→ **Request**: What you return should match every record exactly, with the images removed.
--- Start ---
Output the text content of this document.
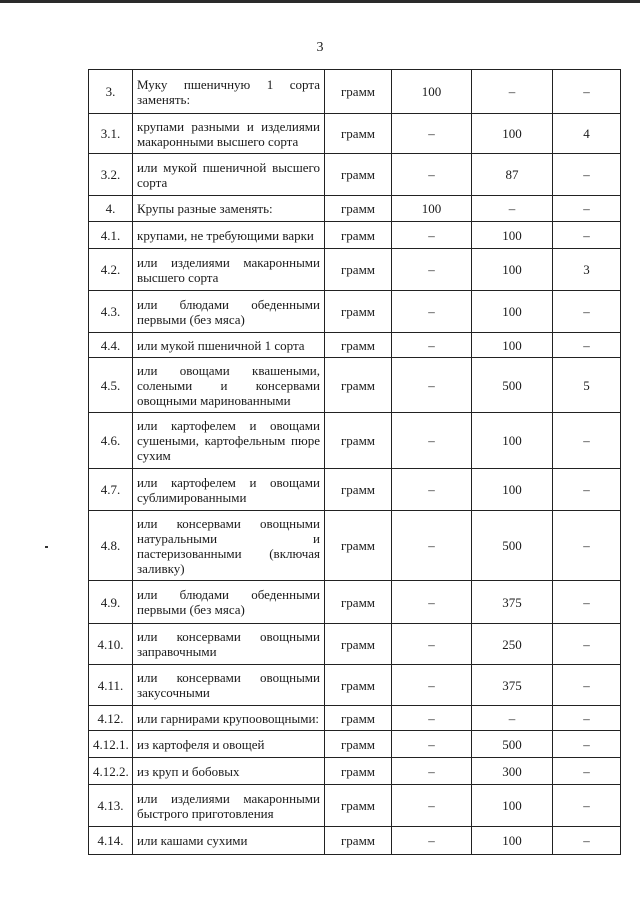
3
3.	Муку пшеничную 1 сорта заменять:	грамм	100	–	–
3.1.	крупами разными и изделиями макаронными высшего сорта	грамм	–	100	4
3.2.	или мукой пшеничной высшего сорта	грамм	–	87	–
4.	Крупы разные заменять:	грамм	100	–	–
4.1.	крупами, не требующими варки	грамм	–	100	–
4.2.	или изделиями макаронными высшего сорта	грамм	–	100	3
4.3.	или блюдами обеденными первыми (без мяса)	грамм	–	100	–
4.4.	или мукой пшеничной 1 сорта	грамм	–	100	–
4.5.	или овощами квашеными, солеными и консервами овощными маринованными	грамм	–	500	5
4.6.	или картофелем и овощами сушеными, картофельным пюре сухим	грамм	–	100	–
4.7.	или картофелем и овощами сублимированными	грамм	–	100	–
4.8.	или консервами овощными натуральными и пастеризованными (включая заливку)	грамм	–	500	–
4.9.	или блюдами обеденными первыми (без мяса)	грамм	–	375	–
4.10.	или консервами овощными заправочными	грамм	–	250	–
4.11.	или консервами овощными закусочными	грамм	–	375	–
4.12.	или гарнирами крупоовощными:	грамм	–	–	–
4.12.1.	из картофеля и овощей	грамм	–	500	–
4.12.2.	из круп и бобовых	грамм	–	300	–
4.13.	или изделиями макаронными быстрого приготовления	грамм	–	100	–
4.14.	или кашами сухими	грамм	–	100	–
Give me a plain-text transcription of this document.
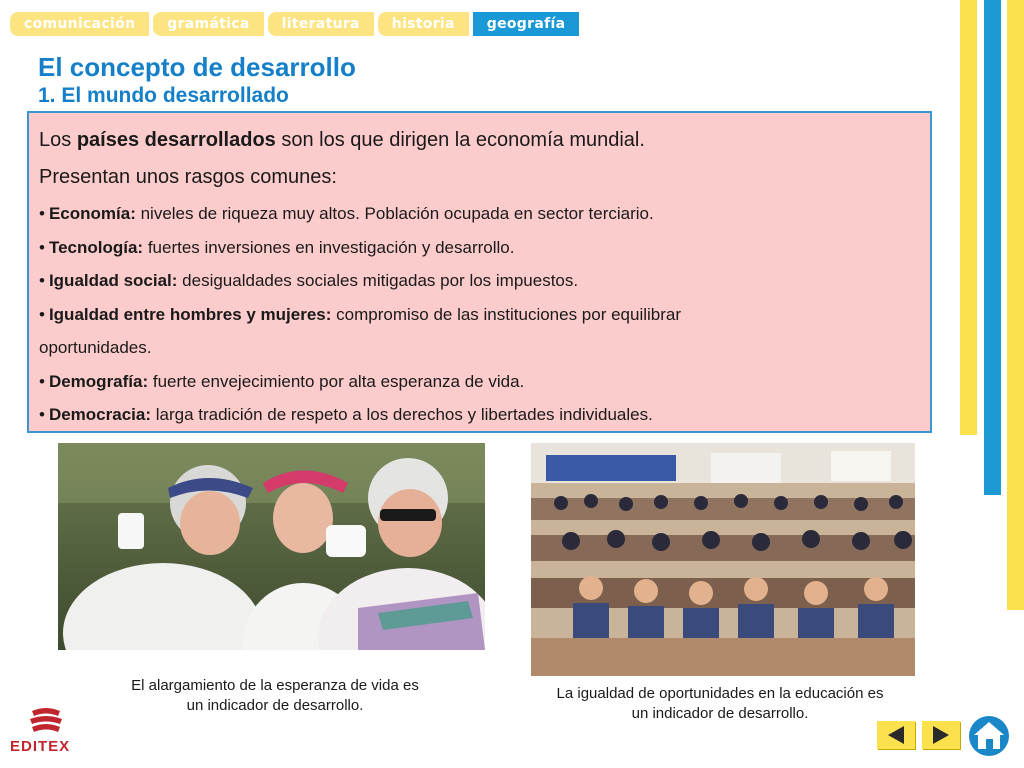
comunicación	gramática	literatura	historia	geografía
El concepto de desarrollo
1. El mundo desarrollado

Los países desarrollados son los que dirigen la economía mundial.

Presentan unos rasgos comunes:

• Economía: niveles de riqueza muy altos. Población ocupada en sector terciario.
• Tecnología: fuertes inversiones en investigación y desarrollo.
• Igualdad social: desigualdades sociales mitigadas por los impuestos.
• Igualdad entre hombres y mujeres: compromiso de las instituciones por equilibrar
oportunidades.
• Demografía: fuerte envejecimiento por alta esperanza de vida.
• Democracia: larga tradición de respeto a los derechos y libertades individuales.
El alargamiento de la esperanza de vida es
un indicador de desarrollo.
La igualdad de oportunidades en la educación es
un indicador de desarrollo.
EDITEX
--- End ---
→ **Result**:
Output the text content of this document.
3
3.	Муку пшеничную 1 сорта заменять:	грамм	100	–	–
3.1.	крупами разными и изделиями макаронными высшего сорта	грамм	–	100	4
3.2.	или мукой пшеничной высшего сорта	грамм	–	87	–
4.	Крупы разные заменять:	грамм	100	–	–
4.1.	крупами, не требующими варки	грамм	–	100	–
4.2.	или изделиями макаронными высшего сорта	грамм	–	100	3
4.3.	или блюдами обеденными первыми (без мяса)	грамм	–	100	–
4.4.	или мукой пшеничной 1 сорта	грамм	–	100	–
4.5.	или овощами квашеными, солеными и консервами овощными маринованными	грамм	–	500	5
4.6.	или картофелем и овощами сушеными, картофельным пюре сухим	грамм	–	100	–
4.7.	или картофелем и овощами сублимированными	грамм	–	100	–
4.8.	или консервами овощными натуральными и пастеризованными (включая заливку)	грамм	–	500	–
4.9.	или блюдами обеденными первыми (без мяса)	грамм	–	375	–
4.10.	или консервами овощными заправочными	грамм	–	250	–
4.11.	или консервами овощными закусочными	грамм	–	375	–
4.12.	или гарнирами крупоовощными:	грамм	–	–	–
4.12.1.	из картофеля и овощей	грамм	–	500	–
4.12.2.	из круп и бобовых	грамм	–	300	–
4.13.	или изделиями макаронными быстрого приготовления	грамм	–	100	–
4.14.	или кашами сухими	грамм	–	100	–
Give me a plain-text transcription of this document.
comunicación	gramática	literatura	historia	geografía
El concepto de desarrollo
1. El mundo desarrollado

Los países desarrollados son los que dirigen la economía mundial.

Presentan unos rasgos comunes:

• Economía: niveles de riqueza muy altos. Población ocupada en sector terciario.
• Tecnología: fuertes inversiones en investigación y desarrollo.
• Igualdad social: desigualdades sociales mitigadas por los impuestos.
• Igualdad entre hombres y mujeres: compromiso de las instituciones por equilibrar
oportunidades.
• Demografía: fuerte envejecimiento por alta esperanza de vida.
• Democracia: larga tradición de respeto a los derechos y libertades individuales.
El alargamiento de la esperanza de vida es
un indicador de desarrollo.
La igualdad de oportunidades en la educación es
un indicador de desarrollo.
EDITEX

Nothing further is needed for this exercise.